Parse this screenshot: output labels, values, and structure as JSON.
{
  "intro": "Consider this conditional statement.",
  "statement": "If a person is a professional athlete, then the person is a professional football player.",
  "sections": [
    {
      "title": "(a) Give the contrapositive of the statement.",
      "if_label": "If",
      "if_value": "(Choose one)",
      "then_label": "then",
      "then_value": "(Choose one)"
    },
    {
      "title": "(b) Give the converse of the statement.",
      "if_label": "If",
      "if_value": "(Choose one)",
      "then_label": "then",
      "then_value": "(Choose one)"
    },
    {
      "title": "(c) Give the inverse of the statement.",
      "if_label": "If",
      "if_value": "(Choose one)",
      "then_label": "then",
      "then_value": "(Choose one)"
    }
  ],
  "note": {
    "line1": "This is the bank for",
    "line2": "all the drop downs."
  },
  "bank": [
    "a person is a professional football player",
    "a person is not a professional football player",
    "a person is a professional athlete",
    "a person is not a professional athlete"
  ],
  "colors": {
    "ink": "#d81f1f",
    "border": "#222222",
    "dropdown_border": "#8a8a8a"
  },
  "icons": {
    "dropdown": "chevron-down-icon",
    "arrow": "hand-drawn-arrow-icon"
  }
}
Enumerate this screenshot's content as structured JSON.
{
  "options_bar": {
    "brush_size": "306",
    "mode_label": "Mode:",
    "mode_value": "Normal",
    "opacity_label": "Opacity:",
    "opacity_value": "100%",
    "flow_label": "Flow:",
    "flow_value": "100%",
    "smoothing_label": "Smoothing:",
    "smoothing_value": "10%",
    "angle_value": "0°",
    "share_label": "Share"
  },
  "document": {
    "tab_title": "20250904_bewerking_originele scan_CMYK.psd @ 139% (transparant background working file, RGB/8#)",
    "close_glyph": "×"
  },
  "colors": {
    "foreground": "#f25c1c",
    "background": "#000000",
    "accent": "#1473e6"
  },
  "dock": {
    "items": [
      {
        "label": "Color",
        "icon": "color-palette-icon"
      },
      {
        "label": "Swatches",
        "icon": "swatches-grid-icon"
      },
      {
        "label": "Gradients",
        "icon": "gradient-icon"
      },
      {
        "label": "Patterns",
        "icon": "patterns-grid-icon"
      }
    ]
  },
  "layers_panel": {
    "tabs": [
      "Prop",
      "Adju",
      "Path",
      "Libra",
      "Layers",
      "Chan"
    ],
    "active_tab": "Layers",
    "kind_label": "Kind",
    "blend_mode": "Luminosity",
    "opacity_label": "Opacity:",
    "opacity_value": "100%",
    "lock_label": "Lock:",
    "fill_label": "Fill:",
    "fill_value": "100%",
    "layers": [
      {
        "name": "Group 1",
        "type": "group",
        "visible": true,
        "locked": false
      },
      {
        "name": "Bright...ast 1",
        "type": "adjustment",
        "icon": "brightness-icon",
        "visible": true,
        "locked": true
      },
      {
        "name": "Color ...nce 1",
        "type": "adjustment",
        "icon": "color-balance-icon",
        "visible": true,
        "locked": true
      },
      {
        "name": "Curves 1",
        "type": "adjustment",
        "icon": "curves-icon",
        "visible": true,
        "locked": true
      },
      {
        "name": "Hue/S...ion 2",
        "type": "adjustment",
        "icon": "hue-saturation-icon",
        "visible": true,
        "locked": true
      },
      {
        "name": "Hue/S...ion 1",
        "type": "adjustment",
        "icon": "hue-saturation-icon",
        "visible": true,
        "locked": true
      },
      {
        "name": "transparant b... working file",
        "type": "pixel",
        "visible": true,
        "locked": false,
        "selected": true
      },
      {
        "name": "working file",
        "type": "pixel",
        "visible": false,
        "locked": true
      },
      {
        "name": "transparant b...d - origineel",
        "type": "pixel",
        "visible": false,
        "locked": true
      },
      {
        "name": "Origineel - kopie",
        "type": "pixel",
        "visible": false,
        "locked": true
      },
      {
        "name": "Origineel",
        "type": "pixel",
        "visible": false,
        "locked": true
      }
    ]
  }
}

━━━━━━━━━━━━━━━━━━━━

SET PROBLEM: Restate the listing above word for word.

RESPONSE TO THIS TASK:
Parse this screenshot: output labels, values, and structure as JSON.
{
  "intro": "Consider this conditional statement.",
  "statement": "If a person is a professional athlete, then the person is a professional football player.",
  "sections": [
    {
      "title": "(a) Give the contrapositive of the statement.",
      "if_label": "If",
      "if_value": "(Choose one)",
      "then_label": "then",
      "then_value": "(Choose one)"
    },
    {
      "title": "(b) Give the converse of the statement.",
      "if_label": "If",
      "if_value": "(Choose one)",
      "then_label": "then",
      "then_value": "(Choose one)"
    },
    {
      "title": "(c) Give the inverse of the statement.",
      "if_label": "If",
      "if_value": "(Choose one)",
      "then_label": "then",
      "then_value": "(Choose one)"
    }
  ],
  "note": {
    "line1": "This is the bank for",
    "line2": "all the drop downs."
  },
  "bank": [
    "a person is a professional football player",
    "a person is not a professional football player",
    "a person is a professional athlete",
    "a person is not a professional athlete"
  ],
  "colors": {
    "ink": "#d81f1f",
    "border": "#222222",
    "dropdown_border": "#8a8a8a"
  },
  "icons": {
    "dropdown": "chevron-down-icon",
    "arrow": "hand-drawn-arrow-icon"
  }
}
Enumerate this screenshot's content as structured JSON.
{
  "options_bar": {
    "brush_size": "306",
    "mode_label": "Mode:",
    "mode_value": "Normal",
    "opacity_label": "Opacity:",
    "opacity_value": "100%",
    "flow_label": "Flow:",
    "flow_value": "100%",
    "smoothing_label": "Smoothing:",
    "smoothing_value": "10%",
    "angle_value": "0°",
    "share_label": "Share"
  },
  "document": {
    "tab_title": "20250904_bewerking_originele scan_CMYK.psd @ 139% (transparant background working file, RGB/8#)",
    "close_glyph": "×"
  },
  "colors": {
    "foreground": "#f25c1c",
    "background": "#000000",
    "accent": "#1473e6"
  },
  "dock": {
    "items": [
      {
        "label": "Color",
        "icon": "color-palette-icon"
      },
      {
        "label": "Swatches",
        "icon": "swatches-grid-icon"
      },
      {
        "label": "Gradients",
        "icon": "gradient-icon"
      },
      {
        "label": "Patterns",
        "icon": "patterns-grid-icon"
      }
    ]
  },
  "layers_panel": {
    "tabs": [
      "Prop",
      "Adju",
      "Path",
      "Libra",
      "Layers",
      "Chan"
    ],
    "active_tab": "Layers",
    "kind_label": "Kind",
    "blend_mode": "Luminosity",
    "opacity_label": "Opacity:",
    "opacity_value": "100%",
    "lock_label": "Lock:",
    "fill_label": "Fill:",
    "fill_value": "100%",
    "layers": [
      {
        "name": "Group 1",
        "type": "group",
        "visible": true,
        "locked": false
      },
      {
        "name": "Bright...ast 1",
        "type": "adjustment",
        "icon": "brightness-icon",
        "visible": true,
        "locked": true
      },
      {
        "name": "Color ...nce 1",
        "type": "adjustment",
        "icon": "color-balance-icon",
        "visible": true,
        "locked": true
      },
      {
        "name": "Curves 1",
        "type": "adjustment",
        "icon": "curves-icon",
        "visible": true,
        "locked": true
      },
      {
        "name": "Hue/S...ion 2",
        "type": "adjustment",
        "icon": "hue-saturation-icon",
        "visible": true,
        "locked": true
      },
      {
        "name": "Hue/S...ion 1",
        "type": "adjustment",
        "icon": "hue-saturation-icon",
        "visible": true,
        "locked": true
      },
      {
        "name": "transparant b... working file",
        "type": "pixel",
        "visible": true,
        "locked": false,
        "selected": true
      },
      {
        "name": "working file",
        "type": "pixel",
        "visible": false,
        "locked": true
      },
      {
        "name": "transparant b...d - origineel",
        "type": "pixel",
        "visible": false,
        "locked": true
      },
      {
        "name": "Origineel - kopie",
        "type": "pixel",
        "visible": false,
        "locked": true
      },
      {
        "name": "Origineel",
        "type": "pixel",
        "visible": false,
        "locked": true
      }
    ]
  }
}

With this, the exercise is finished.